--- begin Records provided ---

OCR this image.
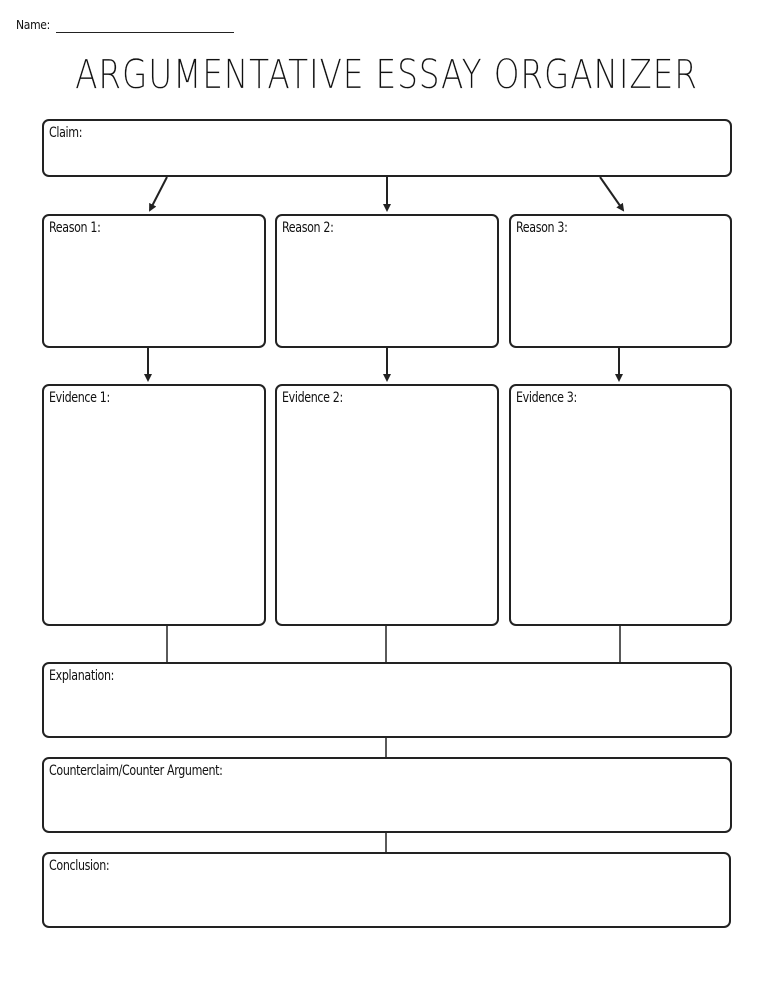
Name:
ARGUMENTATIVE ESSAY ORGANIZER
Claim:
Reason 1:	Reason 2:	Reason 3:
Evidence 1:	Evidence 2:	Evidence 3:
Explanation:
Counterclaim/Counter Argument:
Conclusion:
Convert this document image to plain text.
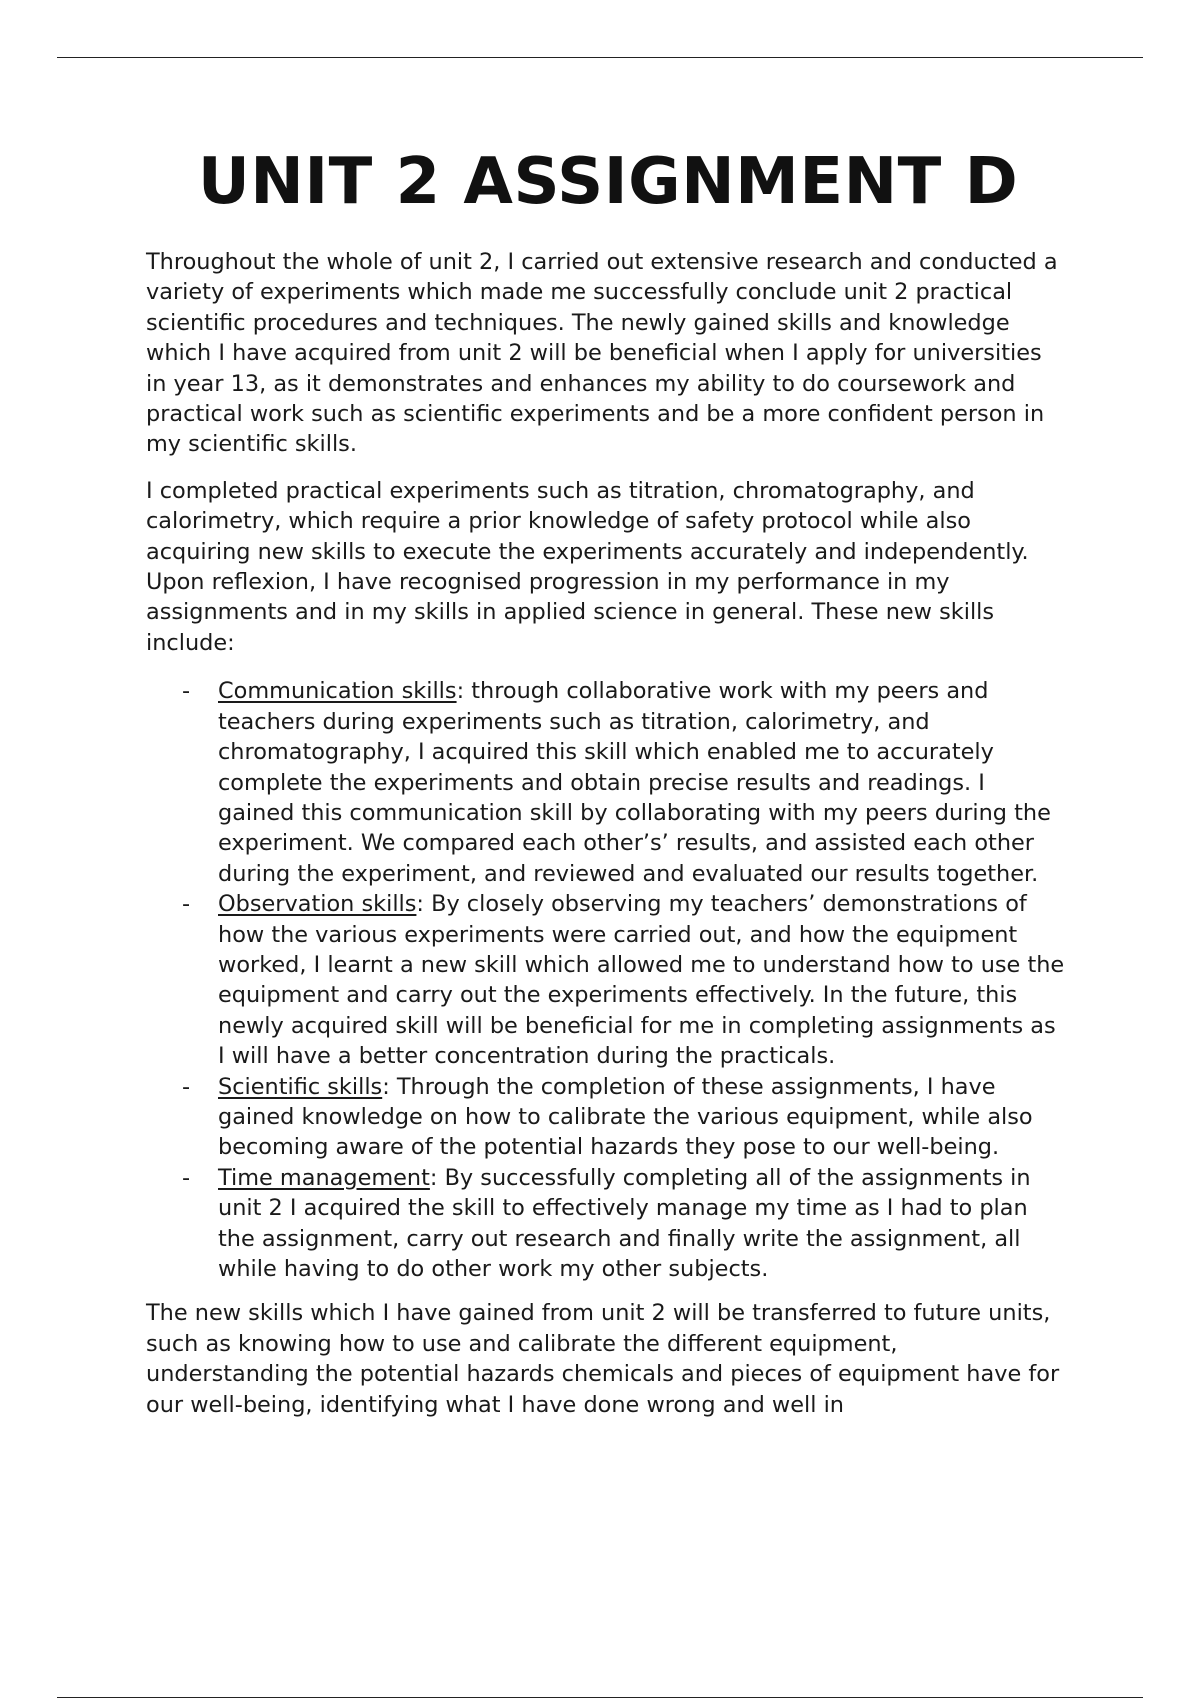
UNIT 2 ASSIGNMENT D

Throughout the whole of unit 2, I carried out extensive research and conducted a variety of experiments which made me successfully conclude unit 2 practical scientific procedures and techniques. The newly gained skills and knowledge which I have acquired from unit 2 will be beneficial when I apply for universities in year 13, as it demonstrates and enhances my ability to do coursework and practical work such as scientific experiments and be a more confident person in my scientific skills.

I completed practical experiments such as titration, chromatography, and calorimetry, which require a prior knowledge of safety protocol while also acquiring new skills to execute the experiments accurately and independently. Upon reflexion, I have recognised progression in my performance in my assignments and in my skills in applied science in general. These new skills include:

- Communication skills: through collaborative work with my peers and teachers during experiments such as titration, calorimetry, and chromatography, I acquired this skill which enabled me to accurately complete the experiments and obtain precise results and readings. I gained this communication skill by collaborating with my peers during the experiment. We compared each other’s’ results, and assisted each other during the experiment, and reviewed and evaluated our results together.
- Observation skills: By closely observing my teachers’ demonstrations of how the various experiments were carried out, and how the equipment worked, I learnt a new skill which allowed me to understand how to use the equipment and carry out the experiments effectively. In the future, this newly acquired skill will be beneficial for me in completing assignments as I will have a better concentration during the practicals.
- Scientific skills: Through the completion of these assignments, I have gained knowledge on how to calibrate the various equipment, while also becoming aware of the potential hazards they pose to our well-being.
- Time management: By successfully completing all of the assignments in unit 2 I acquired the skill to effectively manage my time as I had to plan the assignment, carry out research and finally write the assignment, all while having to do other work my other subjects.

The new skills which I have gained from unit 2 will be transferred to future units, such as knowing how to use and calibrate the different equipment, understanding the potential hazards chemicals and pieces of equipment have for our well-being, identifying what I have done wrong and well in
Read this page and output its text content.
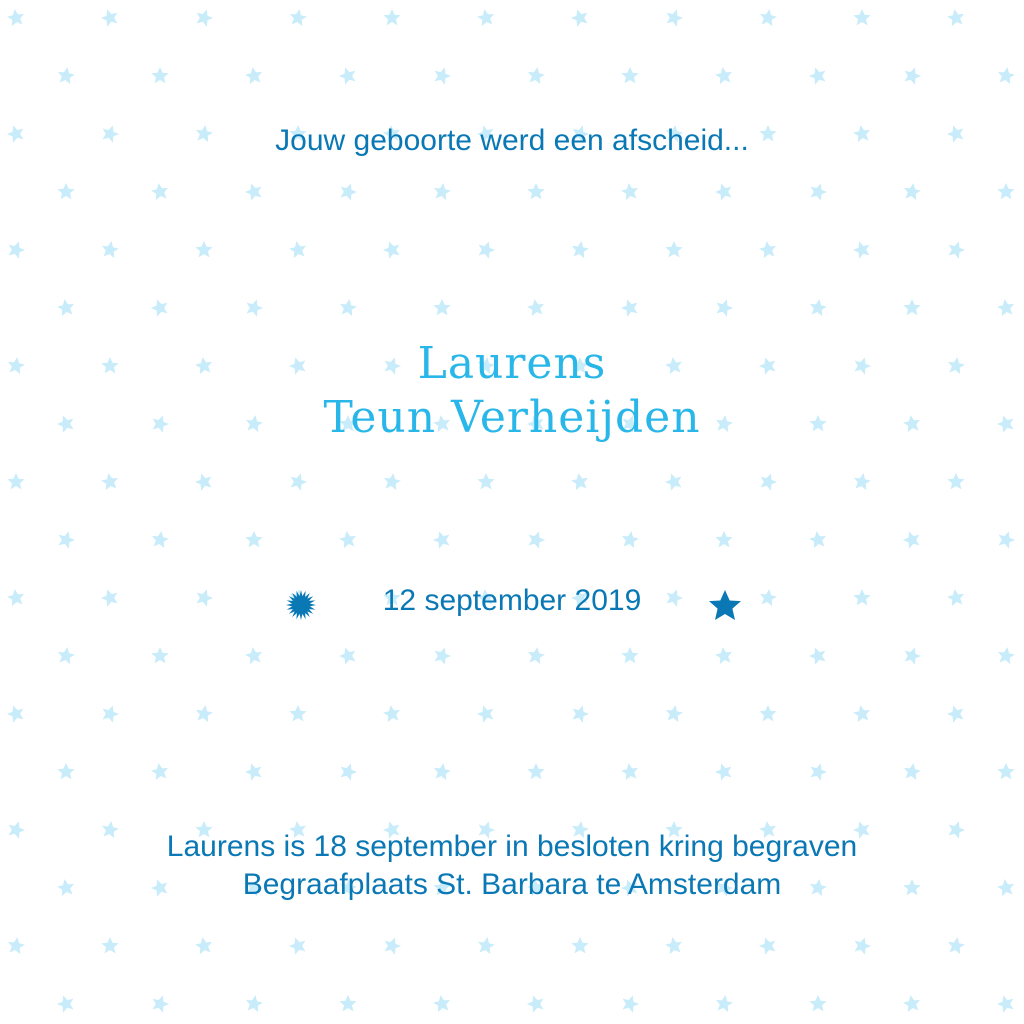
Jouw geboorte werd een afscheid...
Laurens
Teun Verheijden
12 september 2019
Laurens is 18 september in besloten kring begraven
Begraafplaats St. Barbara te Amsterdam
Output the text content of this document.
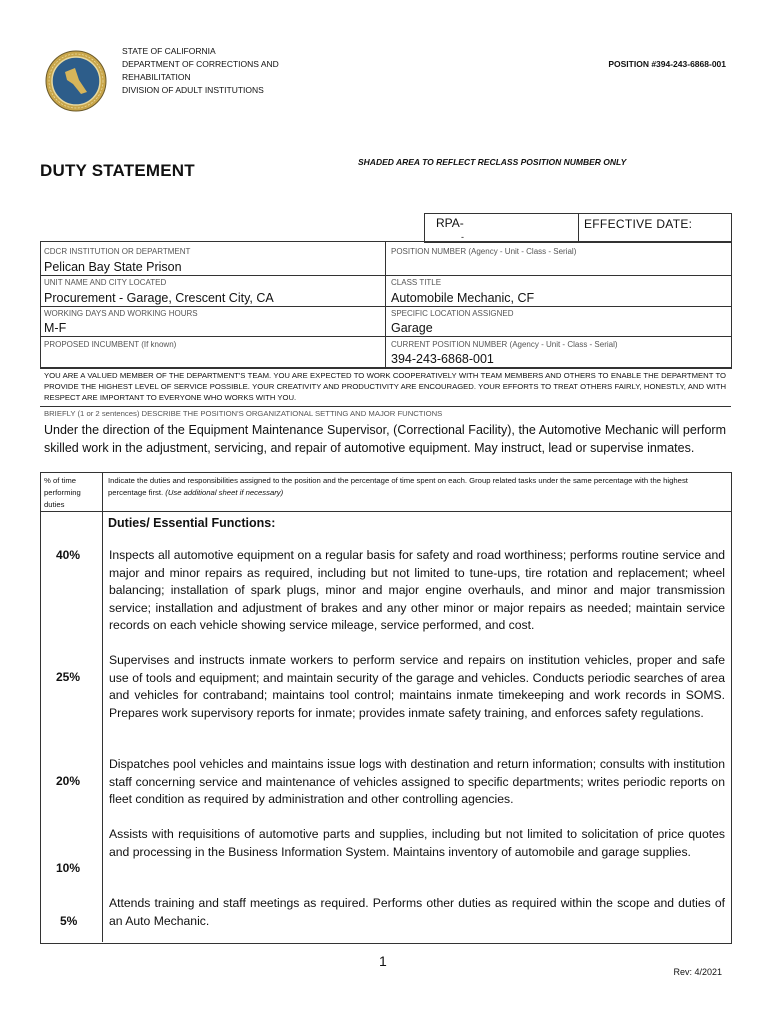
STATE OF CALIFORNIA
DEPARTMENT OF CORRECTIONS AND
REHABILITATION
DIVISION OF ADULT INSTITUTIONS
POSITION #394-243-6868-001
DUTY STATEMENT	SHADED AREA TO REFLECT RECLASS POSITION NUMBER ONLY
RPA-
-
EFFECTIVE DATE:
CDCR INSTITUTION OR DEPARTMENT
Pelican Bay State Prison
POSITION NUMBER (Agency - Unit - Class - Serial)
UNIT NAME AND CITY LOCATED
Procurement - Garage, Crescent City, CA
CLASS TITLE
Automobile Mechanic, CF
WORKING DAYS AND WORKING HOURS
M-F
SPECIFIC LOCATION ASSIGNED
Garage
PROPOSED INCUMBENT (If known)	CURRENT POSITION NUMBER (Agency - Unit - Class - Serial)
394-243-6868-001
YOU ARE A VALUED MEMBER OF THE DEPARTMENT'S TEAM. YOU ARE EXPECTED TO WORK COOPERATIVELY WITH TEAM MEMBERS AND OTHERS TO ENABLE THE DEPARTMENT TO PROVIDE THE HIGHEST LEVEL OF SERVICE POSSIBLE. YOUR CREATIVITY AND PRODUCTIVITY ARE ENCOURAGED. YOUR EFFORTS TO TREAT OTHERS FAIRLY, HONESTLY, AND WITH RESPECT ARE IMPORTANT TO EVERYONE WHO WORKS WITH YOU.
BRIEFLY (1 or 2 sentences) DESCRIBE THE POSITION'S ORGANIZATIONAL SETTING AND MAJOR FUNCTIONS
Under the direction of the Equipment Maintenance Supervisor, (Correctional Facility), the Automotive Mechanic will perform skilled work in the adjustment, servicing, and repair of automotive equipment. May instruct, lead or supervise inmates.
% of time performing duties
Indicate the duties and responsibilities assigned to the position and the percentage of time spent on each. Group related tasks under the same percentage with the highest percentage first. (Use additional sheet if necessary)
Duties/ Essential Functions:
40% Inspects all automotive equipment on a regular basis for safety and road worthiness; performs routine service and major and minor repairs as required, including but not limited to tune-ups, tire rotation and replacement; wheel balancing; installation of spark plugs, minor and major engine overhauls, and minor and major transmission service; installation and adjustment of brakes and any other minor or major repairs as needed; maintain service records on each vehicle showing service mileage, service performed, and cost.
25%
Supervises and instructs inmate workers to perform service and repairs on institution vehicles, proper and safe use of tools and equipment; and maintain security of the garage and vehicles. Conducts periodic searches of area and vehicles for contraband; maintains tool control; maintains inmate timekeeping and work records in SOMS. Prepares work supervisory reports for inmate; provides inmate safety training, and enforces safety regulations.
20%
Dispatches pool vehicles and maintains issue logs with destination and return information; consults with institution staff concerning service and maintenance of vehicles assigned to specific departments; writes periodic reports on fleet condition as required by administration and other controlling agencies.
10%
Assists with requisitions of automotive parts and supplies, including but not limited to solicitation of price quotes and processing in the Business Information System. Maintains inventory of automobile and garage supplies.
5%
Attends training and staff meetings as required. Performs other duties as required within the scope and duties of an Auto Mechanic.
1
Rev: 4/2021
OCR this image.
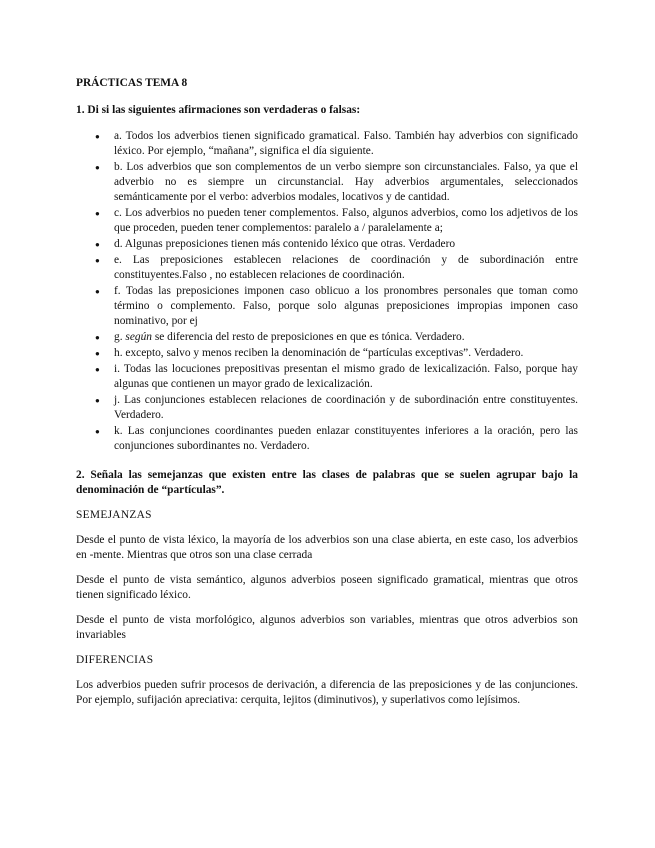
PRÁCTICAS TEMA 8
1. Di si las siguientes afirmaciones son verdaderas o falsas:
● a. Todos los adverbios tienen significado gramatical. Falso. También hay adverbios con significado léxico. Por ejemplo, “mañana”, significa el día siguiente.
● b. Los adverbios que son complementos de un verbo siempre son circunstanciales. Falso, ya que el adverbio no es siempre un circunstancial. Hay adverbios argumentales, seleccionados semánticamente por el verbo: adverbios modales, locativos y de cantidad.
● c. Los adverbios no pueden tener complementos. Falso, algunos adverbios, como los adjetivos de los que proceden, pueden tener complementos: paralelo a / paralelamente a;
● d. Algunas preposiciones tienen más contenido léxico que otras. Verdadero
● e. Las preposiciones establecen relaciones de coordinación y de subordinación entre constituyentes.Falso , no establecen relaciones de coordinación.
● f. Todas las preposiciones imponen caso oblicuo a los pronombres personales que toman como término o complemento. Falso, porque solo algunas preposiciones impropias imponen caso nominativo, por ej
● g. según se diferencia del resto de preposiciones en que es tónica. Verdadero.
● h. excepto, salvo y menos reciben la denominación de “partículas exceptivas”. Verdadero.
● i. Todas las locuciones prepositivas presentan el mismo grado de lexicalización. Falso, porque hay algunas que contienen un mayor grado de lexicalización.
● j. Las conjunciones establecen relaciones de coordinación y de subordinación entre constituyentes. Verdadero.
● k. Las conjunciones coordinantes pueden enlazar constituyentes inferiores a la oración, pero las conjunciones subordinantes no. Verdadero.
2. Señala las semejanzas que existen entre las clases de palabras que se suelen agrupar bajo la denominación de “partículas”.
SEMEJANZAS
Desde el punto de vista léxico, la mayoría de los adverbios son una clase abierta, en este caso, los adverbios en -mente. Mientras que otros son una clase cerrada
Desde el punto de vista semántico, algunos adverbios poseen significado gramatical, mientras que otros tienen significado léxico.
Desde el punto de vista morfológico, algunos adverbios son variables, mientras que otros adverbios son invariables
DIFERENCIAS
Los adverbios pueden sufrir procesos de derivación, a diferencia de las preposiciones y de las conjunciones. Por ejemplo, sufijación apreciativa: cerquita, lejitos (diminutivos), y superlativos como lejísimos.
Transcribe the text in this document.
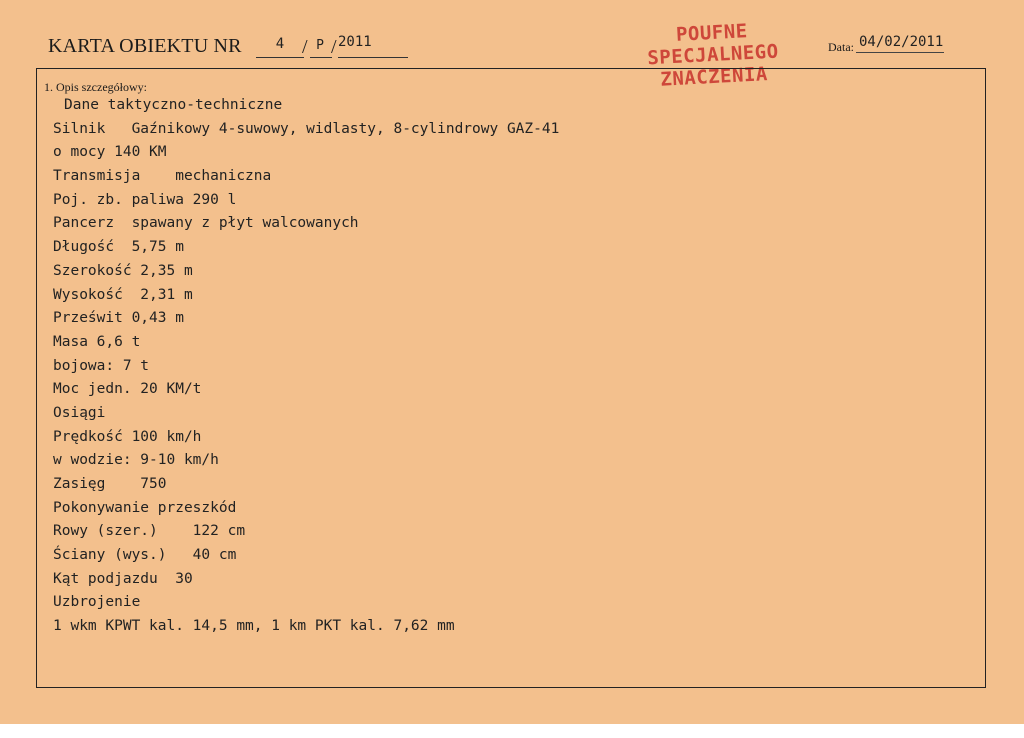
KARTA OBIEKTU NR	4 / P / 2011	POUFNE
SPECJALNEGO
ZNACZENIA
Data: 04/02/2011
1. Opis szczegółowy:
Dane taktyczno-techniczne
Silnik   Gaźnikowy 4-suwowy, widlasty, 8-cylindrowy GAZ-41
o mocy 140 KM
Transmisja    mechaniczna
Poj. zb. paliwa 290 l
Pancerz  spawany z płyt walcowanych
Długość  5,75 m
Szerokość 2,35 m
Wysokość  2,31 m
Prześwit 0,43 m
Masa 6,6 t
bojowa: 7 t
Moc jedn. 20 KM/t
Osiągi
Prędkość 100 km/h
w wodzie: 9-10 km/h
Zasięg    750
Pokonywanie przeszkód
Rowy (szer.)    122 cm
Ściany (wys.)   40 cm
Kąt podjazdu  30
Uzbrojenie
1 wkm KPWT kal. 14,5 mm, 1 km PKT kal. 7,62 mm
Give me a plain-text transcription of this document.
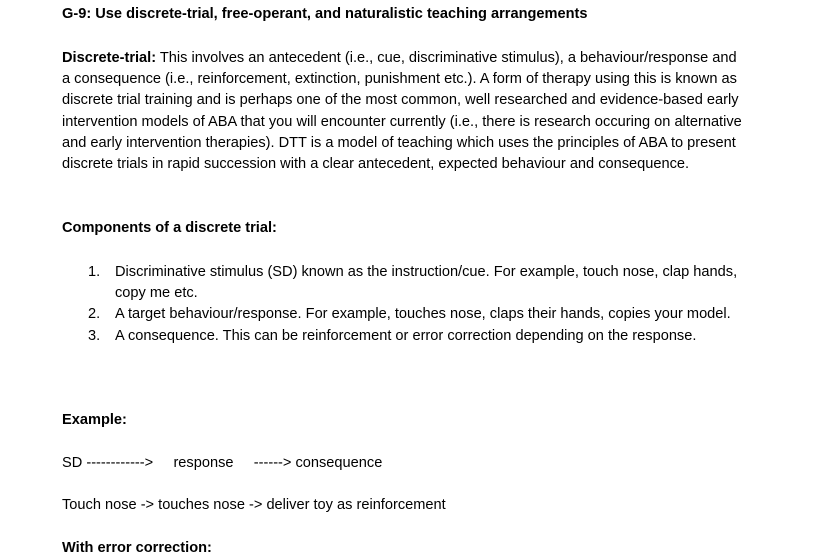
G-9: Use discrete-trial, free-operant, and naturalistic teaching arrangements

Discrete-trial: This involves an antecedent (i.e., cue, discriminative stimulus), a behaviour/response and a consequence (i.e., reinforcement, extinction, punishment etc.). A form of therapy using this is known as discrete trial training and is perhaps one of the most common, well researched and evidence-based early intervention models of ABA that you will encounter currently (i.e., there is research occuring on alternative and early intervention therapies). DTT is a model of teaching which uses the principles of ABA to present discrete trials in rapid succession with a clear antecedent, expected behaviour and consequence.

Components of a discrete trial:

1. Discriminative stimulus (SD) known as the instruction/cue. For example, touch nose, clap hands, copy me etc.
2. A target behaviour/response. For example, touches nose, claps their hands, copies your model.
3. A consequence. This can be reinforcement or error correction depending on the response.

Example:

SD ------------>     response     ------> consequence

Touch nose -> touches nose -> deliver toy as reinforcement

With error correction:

--- end Records provided ---

- Exercise task
Examine the entries and report how many of their lines contain the string "various", giving no more than the number.

- Task response
2